#### What is asked:
Go through the data below. List every line that holds the word "properties".
--- begin Extracted material ---
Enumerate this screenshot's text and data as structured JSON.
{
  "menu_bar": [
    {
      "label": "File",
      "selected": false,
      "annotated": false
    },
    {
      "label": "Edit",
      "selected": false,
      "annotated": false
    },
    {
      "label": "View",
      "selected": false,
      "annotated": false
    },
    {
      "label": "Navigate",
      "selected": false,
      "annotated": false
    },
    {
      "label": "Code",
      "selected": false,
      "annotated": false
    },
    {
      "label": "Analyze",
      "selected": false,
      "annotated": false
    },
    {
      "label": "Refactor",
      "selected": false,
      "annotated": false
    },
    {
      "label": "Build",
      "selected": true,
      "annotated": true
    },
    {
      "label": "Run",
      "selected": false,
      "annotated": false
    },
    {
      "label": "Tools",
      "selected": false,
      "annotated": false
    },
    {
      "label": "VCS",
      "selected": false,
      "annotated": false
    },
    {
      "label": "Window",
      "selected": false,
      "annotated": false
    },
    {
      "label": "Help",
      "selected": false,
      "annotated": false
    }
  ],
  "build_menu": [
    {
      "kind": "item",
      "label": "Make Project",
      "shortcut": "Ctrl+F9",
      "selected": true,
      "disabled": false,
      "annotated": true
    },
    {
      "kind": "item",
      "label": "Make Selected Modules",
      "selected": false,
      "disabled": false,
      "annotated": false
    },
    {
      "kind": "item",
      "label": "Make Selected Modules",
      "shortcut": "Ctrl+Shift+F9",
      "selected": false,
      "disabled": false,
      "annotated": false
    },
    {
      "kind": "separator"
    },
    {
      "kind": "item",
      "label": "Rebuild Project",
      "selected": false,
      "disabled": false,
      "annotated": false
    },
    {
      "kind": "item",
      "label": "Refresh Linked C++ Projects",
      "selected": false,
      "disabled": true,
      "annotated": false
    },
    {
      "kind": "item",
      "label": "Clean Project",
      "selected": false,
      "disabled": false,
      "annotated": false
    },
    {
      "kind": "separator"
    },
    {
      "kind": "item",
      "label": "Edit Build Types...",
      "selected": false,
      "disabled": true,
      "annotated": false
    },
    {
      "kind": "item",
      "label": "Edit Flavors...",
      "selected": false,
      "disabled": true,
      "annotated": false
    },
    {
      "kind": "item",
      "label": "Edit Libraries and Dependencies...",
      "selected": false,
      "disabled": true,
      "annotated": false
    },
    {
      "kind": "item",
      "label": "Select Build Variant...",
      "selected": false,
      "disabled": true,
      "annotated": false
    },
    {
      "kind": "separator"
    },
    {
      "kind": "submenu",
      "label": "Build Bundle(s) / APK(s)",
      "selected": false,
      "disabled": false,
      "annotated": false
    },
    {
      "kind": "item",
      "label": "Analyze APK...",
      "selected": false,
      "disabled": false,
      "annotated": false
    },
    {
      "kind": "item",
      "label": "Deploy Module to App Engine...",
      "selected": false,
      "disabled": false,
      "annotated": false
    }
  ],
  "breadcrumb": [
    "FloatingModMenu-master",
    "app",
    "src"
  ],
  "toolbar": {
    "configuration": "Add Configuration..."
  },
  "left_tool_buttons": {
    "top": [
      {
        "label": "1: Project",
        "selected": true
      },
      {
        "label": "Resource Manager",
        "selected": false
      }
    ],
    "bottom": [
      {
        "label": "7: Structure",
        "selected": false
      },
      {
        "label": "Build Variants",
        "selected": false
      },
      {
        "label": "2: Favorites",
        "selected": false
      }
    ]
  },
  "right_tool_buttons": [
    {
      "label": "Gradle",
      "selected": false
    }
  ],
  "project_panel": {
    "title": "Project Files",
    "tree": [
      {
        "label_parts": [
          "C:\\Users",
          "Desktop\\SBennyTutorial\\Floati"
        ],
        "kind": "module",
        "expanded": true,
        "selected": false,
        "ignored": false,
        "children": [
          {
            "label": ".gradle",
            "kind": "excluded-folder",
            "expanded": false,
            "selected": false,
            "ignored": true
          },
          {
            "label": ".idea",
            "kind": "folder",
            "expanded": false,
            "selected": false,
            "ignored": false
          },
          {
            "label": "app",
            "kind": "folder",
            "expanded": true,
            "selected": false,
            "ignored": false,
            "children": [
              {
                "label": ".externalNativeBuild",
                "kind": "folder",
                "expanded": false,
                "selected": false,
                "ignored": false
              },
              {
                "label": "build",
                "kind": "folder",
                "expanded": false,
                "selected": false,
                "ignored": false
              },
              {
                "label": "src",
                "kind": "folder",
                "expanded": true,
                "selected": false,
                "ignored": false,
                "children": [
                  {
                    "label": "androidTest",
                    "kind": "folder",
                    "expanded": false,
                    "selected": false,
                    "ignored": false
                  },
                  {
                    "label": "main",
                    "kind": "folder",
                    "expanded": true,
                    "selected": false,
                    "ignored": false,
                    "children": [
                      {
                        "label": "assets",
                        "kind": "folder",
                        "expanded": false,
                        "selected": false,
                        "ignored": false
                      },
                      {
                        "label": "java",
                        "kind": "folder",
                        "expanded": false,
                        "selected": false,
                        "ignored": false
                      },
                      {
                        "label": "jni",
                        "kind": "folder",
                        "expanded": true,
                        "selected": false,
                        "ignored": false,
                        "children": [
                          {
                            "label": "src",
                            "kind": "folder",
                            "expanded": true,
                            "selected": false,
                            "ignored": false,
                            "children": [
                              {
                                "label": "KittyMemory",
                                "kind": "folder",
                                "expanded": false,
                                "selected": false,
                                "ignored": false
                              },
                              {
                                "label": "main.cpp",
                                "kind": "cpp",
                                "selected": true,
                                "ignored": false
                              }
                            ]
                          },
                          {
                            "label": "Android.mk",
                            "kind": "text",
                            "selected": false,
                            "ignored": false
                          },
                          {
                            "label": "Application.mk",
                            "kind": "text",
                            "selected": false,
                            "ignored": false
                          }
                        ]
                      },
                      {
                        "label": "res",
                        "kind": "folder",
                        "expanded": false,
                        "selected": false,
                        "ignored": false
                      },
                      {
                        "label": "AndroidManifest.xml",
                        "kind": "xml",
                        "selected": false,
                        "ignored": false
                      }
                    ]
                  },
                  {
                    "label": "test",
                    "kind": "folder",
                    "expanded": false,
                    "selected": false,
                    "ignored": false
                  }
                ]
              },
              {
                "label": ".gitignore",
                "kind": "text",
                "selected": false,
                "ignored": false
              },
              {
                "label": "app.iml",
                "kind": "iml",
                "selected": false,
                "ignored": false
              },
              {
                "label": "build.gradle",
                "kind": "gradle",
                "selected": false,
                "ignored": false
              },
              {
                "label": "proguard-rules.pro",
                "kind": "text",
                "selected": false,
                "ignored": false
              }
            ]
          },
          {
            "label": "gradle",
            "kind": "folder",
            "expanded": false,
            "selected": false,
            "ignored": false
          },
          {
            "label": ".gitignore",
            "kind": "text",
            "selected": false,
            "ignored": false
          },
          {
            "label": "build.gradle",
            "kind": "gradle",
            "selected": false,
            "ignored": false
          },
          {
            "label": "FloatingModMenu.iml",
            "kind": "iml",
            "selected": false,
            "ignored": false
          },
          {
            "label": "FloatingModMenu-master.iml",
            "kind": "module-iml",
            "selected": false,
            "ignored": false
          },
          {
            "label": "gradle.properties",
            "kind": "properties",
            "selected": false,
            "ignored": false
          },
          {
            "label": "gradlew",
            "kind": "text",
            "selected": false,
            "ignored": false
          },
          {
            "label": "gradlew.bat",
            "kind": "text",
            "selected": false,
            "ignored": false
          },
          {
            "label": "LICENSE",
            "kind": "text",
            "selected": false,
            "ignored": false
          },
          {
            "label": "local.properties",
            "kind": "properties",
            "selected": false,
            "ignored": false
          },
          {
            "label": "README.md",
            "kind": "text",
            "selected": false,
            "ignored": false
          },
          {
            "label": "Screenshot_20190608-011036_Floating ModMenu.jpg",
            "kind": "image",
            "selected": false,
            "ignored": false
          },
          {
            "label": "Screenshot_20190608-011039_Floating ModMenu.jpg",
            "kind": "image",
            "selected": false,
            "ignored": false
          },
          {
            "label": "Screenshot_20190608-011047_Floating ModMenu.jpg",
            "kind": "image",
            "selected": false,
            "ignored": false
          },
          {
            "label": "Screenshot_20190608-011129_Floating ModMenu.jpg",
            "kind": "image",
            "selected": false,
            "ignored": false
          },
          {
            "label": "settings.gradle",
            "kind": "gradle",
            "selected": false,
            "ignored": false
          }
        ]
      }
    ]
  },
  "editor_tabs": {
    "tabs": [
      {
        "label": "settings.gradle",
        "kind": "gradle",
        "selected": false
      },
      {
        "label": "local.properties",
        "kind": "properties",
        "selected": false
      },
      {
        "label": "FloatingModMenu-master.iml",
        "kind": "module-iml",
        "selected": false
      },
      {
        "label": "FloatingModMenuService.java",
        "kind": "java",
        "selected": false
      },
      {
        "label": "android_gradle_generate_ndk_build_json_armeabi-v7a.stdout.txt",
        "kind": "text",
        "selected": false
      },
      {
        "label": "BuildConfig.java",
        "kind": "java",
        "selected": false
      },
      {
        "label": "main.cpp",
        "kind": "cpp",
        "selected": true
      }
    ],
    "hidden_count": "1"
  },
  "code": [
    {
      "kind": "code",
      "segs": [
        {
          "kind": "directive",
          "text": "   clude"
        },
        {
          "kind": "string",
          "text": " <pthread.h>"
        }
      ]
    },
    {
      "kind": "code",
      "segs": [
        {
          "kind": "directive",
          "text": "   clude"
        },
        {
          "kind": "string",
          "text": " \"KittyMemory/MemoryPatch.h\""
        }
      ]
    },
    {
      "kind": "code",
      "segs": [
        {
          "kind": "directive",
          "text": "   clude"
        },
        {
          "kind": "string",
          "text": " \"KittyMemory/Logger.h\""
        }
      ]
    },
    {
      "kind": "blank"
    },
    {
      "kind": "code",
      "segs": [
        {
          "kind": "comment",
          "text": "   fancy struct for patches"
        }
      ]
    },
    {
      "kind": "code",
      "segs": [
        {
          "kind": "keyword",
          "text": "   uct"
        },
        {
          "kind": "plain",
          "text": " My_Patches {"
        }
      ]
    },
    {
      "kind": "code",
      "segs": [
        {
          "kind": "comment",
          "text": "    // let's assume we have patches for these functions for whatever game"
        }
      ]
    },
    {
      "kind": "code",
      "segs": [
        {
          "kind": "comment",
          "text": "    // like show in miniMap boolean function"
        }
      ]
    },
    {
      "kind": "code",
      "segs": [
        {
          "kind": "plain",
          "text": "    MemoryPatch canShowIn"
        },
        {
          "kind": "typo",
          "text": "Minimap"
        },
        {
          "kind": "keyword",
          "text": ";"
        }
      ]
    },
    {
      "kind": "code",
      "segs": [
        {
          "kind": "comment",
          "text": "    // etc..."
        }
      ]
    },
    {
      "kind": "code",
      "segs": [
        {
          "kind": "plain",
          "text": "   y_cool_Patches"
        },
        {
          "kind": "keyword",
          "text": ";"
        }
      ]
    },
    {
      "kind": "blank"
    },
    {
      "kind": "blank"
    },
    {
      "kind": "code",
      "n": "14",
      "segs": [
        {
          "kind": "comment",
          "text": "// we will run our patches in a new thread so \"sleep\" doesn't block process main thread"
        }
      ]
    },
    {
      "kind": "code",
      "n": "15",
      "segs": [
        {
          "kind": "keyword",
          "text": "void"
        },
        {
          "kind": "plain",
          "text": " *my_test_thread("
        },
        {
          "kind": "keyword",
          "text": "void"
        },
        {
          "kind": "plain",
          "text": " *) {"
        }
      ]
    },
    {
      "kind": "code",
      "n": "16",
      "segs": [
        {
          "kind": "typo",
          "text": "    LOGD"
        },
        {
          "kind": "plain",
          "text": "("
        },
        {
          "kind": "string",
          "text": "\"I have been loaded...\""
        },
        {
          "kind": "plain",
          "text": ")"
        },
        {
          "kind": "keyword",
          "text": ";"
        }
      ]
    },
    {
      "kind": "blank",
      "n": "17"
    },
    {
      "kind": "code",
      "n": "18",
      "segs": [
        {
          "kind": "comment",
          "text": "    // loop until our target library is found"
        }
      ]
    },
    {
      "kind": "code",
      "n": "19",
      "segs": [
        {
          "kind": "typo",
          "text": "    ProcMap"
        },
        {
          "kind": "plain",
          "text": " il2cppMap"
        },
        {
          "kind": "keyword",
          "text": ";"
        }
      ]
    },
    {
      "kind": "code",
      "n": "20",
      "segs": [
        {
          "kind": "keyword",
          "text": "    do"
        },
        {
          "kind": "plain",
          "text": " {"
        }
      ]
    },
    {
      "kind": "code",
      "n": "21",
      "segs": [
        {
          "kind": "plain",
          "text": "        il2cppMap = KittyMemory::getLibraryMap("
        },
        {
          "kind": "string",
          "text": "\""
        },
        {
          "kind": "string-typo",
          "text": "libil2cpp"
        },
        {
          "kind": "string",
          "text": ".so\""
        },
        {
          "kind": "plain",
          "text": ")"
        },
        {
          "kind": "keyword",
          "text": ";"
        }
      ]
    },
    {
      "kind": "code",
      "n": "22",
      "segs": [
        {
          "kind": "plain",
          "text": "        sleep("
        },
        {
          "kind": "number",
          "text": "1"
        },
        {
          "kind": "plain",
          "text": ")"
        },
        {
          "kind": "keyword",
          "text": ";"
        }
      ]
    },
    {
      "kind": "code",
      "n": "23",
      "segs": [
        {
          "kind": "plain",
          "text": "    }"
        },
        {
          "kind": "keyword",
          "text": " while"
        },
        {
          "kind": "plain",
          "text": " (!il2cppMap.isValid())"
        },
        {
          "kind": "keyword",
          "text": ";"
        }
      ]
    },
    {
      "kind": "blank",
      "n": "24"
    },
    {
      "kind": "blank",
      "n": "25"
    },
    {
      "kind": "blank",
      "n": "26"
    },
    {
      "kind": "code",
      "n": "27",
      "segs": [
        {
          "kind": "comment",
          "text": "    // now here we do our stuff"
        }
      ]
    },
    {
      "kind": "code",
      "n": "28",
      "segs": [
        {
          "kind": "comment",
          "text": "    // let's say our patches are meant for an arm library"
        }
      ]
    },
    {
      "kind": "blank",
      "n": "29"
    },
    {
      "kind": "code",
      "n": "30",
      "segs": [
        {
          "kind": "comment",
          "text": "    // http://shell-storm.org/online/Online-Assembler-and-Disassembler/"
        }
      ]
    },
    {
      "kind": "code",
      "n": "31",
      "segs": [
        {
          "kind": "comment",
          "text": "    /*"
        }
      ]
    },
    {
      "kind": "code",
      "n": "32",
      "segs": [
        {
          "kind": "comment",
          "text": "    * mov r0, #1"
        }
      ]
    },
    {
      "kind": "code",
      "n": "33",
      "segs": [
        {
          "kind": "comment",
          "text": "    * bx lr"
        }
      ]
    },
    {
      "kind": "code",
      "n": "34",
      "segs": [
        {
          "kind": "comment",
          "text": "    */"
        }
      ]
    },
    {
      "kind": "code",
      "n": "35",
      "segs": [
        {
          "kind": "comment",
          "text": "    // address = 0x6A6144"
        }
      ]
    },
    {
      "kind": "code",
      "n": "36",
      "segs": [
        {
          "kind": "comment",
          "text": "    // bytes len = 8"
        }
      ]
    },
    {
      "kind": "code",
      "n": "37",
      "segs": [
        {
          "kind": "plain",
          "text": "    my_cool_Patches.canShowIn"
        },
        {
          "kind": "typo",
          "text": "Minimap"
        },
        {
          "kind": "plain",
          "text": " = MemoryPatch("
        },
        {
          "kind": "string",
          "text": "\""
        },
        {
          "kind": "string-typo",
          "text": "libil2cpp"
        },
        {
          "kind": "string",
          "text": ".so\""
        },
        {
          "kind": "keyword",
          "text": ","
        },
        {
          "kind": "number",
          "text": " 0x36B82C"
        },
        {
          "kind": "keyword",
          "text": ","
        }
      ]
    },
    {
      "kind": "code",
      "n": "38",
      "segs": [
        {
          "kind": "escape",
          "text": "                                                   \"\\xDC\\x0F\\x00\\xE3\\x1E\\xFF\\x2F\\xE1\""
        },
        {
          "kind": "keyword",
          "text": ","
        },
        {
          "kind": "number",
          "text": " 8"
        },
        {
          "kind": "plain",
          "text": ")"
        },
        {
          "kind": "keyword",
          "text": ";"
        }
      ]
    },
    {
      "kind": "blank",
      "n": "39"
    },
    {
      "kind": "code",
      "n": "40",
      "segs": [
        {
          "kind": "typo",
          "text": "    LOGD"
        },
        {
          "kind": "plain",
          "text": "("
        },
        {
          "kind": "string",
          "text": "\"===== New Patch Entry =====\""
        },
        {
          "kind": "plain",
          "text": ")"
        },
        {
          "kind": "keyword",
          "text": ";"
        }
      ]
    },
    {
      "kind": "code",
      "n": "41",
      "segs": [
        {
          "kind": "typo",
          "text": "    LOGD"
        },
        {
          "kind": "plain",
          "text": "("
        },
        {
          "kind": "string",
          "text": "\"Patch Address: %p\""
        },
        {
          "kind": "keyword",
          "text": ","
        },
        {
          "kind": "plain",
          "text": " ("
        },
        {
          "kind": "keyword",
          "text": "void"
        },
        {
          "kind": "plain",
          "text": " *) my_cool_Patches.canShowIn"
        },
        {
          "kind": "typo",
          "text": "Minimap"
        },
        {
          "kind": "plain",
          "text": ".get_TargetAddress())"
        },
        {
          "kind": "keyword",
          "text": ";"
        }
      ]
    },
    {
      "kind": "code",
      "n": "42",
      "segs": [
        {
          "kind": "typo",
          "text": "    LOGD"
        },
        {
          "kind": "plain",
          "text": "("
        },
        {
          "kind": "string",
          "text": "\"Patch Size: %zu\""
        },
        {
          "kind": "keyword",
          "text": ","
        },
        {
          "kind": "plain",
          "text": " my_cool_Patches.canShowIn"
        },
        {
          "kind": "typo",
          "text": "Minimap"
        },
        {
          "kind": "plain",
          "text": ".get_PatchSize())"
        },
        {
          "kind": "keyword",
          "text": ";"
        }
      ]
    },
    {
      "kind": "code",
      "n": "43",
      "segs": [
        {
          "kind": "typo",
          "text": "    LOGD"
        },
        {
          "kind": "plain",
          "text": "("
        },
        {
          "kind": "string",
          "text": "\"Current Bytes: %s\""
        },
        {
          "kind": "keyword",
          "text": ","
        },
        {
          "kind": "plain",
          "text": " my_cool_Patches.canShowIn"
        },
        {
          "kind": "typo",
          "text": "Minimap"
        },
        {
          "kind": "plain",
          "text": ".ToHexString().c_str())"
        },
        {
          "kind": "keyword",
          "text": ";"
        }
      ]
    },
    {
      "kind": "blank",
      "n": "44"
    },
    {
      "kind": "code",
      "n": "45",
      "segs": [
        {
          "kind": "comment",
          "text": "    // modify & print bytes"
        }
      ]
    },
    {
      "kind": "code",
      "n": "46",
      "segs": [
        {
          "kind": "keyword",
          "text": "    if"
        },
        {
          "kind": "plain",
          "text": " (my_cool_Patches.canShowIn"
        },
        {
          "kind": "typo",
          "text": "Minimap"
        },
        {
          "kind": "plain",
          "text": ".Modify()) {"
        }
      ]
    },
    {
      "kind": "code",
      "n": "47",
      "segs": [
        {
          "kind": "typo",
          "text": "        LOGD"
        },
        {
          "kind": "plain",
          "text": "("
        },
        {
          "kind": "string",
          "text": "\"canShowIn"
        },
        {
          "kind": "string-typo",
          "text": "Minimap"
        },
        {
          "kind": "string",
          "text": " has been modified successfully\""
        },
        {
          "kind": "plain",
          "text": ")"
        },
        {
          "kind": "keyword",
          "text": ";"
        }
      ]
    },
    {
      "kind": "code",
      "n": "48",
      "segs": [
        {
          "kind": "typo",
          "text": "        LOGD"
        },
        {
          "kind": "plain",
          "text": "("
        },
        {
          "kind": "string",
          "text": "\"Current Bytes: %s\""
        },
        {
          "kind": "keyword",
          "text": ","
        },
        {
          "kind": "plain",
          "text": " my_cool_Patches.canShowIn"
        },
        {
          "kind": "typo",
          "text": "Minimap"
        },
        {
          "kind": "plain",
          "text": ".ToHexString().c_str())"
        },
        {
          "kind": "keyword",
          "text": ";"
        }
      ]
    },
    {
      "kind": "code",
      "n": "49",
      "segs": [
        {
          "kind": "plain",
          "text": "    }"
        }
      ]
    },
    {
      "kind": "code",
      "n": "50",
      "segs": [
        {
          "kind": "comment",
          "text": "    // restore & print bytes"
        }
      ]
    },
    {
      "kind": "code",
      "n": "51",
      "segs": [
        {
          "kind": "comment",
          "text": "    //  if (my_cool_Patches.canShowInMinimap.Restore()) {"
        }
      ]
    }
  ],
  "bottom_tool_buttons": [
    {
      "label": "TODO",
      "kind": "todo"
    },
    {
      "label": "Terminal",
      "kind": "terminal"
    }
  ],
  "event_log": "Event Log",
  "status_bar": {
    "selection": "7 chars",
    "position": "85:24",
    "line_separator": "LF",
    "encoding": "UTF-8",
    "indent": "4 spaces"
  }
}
--- end Extracted material ---
#### Output for this exercise:
            "label": "gradle.properties",
            "kind": "properties",
            "label": "local.properties",
            "kind": "properties",
        "label": "local.properties",
        "kind": "properties",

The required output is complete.